[Figure record listings]
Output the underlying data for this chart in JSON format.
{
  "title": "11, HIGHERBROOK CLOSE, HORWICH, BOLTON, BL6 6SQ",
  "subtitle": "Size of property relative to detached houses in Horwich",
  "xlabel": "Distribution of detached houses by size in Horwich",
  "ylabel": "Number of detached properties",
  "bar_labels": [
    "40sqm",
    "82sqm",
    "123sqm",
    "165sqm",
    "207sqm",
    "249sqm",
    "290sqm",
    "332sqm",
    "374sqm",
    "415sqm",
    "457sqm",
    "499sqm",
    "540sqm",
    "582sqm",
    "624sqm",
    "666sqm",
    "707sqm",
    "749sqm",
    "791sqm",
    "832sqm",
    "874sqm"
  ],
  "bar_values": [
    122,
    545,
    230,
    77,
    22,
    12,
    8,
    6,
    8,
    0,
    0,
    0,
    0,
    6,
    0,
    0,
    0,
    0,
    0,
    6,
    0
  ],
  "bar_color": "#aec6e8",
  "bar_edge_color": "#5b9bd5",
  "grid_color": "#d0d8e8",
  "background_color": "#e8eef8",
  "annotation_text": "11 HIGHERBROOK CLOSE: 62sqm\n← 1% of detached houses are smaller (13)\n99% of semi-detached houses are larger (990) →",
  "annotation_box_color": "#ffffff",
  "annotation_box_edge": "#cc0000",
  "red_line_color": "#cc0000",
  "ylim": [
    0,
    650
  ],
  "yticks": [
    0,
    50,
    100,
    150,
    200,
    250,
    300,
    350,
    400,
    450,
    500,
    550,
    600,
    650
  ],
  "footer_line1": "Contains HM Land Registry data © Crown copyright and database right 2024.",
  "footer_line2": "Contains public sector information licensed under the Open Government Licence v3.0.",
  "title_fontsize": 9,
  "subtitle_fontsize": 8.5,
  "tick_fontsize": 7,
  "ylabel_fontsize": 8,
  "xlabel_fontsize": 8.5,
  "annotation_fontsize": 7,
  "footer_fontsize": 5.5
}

[WHAT IS REQUIRED] Go through the material and copy out every line with "data" in it.

[OUTPUT OF THE EXERCISE]
Output the underlying data for this chart in JSON format.
  "footer_line1": "Contains HM Land Registry data © Crown copyright and database right 2024.",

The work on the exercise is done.